**EXTRACTO**
____

Fases del hilo
El plan eterno de Dios
La historia humana no es una serie de eventos aleatorios, sino la progresiva revelación de un plan divino perfectamente concebido desde la eternidad. Exploremos las fases de este majestuoso diseño a través de las Escrituras.
El diseño eterno
Antes de la fundación del mundo, en la eternidad pasada, Dios ya había concebido su plan redentor perfecto. Este plan no fue una respuesta reactiva a la caída del hombre, sino un propósito establecido antes de la creación del tiempo mismo.
- La cruz no fue un "plan B" divino, sino el centro del plan eterno de Dios (Apocalipsis 13:8).
- La predestinación divina precede a la creación y abarca tanto la elección de las personas como los medios para su salvación.
- El propósito eterno incluye la manifestación de todos los atributos divinos, incluyendo justicia y misericordia (Romanos 9:22-23).
La creación y la caída
Dios creó un mundo perfecto como escenario para la revelación de su plan. El hombre, creado a su imagen y semejanza, recibió el libre albedrío y con él la posibilidad de rebelión. La caída no tomó a Dios por sorpresa, sino que se convirtió en el telón de fondo para la manifestación de su gracia.
- La creación exhibe el poder, sabiduría y bondad de Dios (Romanos 1:20).

____

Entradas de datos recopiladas
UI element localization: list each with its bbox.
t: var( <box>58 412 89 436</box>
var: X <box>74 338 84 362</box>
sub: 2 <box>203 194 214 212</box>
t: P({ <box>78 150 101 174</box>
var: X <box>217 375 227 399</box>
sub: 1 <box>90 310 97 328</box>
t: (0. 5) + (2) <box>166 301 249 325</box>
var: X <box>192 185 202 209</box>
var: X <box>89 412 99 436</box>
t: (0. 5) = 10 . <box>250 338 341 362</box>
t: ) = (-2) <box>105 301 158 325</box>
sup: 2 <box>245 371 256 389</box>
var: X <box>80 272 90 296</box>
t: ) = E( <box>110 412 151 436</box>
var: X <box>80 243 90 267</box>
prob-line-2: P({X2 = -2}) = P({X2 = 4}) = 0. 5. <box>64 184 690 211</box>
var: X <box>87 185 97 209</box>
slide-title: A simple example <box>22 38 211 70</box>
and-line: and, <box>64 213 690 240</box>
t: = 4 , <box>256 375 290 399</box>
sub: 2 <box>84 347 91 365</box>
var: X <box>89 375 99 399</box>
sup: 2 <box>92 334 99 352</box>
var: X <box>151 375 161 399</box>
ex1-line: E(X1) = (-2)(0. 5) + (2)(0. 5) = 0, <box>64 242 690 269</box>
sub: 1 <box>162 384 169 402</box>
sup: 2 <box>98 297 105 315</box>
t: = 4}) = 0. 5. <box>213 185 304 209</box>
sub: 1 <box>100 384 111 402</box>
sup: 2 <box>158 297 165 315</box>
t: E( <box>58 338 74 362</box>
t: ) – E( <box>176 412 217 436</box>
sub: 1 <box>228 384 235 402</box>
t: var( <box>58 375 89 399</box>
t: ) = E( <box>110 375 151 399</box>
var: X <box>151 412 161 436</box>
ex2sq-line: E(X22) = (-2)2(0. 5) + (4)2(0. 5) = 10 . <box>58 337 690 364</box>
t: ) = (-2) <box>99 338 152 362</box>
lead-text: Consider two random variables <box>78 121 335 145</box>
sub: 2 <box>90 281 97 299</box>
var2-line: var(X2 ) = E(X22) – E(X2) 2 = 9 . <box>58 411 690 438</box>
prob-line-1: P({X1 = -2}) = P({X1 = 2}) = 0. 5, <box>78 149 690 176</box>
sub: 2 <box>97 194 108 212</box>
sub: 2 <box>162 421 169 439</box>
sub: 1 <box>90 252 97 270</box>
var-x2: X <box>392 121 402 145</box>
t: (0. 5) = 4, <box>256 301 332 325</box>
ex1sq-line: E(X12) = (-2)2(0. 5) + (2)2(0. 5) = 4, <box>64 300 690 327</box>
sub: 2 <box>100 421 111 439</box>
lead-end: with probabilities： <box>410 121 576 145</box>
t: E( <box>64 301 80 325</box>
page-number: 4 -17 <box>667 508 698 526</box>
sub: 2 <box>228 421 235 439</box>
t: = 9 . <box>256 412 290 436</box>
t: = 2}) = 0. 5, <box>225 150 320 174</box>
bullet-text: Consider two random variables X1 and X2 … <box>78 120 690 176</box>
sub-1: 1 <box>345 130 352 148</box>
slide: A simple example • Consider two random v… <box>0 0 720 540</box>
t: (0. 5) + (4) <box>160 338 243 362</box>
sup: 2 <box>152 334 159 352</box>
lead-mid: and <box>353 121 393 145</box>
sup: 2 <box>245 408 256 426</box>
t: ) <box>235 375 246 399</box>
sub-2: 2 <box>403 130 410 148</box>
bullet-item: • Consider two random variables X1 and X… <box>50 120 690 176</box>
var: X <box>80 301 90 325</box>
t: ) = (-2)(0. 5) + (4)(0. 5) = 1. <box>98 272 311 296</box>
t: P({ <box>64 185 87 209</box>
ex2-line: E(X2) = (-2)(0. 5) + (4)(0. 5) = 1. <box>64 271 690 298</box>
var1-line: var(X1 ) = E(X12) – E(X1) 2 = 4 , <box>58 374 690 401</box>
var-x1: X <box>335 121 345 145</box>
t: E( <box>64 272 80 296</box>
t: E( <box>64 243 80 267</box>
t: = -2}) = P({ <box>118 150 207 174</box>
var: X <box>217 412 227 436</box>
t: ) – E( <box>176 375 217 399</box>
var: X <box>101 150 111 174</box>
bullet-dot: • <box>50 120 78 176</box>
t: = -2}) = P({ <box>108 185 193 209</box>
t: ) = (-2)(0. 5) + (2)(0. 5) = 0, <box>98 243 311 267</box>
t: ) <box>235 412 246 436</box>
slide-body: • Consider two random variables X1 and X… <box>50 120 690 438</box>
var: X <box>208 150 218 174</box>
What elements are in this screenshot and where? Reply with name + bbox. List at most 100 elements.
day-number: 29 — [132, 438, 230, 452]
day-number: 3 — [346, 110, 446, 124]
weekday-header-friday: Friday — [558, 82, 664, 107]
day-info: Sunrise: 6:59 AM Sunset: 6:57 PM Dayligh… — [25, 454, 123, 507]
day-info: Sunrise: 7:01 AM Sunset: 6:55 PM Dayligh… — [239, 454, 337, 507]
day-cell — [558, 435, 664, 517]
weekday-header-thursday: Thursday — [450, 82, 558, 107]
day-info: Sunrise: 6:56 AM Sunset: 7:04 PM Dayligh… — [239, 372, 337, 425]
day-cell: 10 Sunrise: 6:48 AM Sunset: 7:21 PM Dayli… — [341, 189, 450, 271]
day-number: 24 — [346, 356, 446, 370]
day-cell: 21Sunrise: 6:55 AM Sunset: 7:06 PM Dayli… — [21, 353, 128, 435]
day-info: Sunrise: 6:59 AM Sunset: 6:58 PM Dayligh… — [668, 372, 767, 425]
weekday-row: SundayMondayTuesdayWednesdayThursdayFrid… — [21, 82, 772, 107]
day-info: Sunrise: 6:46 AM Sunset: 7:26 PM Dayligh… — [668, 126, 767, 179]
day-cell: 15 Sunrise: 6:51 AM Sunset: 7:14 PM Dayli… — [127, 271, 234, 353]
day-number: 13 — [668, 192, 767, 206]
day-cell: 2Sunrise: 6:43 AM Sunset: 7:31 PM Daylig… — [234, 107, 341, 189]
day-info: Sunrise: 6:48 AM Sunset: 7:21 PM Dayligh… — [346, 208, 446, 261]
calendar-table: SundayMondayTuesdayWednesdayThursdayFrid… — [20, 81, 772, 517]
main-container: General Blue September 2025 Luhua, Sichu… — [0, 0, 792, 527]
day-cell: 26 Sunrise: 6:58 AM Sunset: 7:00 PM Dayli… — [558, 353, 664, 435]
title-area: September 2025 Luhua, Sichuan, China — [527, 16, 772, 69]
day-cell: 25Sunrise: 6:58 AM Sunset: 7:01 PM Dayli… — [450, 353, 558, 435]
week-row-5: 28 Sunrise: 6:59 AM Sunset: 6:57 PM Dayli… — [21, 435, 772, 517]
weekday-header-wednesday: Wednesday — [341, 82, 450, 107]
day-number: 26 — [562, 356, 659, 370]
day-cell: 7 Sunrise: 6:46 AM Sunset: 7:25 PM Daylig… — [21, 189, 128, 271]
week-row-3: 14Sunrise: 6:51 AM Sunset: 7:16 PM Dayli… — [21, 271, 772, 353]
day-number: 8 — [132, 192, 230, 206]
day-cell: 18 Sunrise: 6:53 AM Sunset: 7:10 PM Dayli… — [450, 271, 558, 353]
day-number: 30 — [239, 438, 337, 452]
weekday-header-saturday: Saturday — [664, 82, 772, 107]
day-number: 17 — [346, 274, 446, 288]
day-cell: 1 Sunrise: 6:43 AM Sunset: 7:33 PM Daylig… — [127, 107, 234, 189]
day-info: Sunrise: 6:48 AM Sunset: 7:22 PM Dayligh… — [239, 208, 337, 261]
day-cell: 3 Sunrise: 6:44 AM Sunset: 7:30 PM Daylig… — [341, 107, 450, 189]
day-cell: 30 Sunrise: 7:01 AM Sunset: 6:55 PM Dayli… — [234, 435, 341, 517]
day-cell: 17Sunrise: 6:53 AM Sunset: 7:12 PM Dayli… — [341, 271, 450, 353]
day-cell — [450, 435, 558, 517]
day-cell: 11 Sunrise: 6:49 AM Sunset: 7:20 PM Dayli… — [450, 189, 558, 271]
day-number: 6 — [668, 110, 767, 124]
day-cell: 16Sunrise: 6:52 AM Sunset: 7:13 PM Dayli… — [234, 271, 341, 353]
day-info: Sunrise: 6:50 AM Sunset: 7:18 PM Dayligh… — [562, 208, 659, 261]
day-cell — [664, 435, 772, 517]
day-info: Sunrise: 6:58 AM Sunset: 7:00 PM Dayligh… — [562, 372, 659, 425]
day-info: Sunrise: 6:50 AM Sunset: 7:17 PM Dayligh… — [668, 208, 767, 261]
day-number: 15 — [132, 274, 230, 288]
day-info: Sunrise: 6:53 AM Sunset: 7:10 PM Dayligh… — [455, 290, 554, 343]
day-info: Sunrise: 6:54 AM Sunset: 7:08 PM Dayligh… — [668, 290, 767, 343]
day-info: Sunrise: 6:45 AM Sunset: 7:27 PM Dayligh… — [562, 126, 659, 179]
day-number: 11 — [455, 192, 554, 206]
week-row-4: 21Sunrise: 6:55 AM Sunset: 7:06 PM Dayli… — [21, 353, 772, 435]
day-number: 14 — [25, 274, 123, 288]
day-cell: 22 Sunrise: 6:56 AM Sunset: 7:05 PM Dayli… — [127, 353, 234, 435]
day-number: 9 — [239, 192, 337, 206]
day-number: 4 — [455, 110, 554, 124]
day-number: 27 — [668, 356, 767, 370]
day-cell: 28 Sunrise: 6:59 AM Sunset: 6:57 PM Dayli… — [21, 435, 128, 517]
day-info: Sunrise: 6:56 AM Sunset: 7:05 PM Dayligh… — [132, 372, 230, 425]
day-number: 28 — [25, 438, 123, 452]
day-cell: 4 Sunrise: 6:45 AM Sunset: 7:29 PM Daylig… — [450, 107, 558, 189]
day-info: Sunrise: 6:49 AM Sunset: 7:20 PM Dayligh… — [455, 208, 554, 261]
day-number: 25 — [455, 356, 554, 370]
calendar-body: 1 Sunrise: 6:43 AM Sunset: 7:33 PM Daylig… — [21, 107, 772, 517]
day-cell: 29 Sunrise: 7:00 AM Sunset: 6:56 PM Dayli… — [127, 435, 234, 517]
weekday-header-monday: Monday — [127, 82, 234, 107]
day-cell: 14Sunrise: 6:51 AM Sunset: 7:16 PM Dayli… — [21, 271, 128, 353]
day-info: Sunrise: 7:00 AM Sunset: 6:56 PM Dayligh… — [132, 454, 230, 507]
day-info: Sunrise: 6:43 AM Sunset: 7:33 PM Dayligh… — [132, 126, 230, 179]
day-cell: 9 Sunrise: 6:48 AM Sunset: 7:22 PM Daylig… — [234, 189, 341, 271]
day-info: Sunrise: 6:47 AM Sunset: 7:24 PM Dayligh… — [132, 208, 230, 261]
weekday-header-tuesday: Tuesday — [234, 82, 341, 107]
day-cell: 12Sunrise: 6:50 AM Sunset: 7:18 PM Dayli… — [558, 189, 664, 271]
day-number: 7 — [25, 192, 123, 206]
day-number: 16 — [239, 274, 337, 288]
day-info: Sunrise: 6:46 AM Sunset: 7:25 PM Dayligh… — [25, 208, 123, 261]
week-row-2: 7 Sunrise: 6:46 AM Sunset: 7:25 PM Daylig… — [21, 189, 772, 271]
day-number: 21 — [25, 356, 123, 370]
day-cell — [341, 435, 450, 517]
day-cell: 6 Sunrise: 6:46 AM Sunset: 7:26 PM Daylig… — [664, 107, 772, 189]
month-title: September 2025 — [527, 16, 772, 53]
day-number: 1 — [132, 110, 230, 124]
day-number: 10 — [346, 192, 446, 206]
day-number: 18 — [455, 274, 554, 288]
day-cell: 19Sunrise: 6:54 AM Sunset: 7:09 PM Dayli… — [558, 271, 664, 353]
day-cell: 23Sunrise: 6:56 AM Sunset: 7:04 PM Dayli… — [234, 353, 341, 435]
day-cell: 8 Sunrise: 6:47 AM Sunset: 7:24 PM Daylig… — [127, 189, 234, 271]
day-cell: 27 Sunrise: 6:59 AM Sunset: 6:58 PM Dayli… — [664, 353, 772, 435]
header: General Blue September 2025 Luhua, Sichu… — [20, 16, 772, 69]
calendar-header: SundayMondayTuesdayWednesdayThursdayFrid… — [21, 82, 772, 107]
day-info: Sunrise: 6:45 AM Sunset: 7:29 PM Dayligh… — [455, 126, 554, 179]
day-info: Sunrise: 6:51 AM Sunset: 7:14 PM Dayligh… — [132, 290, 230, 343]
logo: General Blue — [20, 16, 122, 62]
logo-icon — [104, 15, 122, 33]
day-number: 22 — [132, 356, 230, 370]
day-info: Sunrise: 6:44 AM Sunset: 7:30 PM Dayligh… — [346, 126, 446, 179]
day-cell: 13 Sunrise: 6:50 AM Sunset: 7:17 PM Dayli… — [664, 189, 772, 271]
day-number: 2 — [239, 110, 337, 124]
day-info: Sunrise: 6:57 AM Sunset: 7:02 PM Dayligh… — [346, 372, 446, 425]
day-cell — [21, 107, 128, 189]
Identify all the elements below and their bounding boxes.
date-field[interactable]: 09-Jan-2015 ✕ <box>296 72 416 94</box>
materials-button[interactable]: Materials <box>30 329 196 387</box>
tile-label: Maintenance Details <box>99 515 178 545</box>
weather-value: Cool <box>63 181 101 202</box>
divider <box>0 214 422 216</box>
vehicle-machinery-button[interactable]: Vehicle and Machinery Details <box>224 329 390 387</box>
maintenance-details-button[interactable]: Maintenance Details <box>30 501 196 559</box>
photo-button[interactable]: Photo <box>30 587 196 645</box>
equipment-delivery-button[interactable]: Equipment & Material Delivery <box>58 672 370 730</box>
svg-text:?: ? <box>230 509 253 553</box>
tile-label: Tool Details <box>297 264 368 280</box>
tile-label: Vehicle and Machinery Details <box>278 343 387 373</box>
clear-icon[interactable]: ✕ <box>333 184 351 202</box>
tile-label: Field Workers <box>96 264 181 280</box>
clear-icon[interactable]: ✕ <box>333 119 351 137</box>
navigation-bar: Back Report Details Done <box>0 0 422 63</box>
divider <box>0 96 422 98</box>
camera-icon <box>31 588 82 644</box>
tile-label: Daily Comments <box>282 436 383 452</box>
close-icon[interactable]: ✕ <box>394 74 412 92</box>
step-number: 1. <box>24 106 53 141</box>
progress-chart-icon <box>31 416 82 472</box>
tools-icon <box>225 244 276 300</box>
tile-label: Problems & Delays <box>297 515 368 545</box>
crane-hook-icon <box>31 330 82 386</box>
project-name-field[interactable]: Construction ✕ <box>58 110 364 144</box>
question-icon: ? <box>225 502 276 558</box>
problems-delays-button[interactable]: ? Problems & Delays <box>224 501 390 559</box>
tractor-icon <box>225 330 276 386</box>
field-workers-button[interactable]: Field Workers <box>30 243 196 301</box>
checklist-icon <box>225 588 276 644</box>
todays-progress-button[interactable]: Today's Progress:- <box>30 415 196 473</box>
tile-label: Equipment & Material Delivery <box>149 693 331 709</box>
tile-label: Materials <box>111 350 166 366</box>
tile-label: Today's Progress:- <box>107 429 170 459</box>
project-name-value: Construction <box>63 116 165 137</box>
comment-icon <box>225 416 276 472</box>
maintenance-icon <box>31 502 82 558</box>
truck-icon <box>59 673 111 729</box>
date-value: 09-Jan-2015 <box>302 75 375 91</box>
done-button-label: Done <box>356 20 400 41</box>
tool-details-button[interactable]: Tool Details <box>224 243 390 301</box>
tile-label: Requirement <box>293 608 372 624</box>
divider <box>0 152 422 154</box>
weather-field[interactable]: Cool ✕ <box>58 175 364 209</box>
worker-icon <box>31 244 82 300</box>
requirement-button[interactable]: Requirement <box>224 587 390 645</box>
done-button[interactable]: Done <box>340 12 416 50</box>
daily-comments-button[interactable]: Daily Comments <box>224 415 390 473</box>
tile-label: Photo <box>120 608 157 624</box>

____

**CONSIGNA**
Resume en menos palabras el párrafo del extracto que comienza con «Dios creó un mundo perfecto» y conserva sus datos principales.

**RESPUESTA**
Dios creó un mundo perfecto para revelar su plan. El hombre, hecho a su imagen y semejanza, recibió el libre albedrío y con él la posibilidad de rebelarse. La caída no sorprendió a Dios, sino que sirvió de telón de fondo para manifestar su gracia.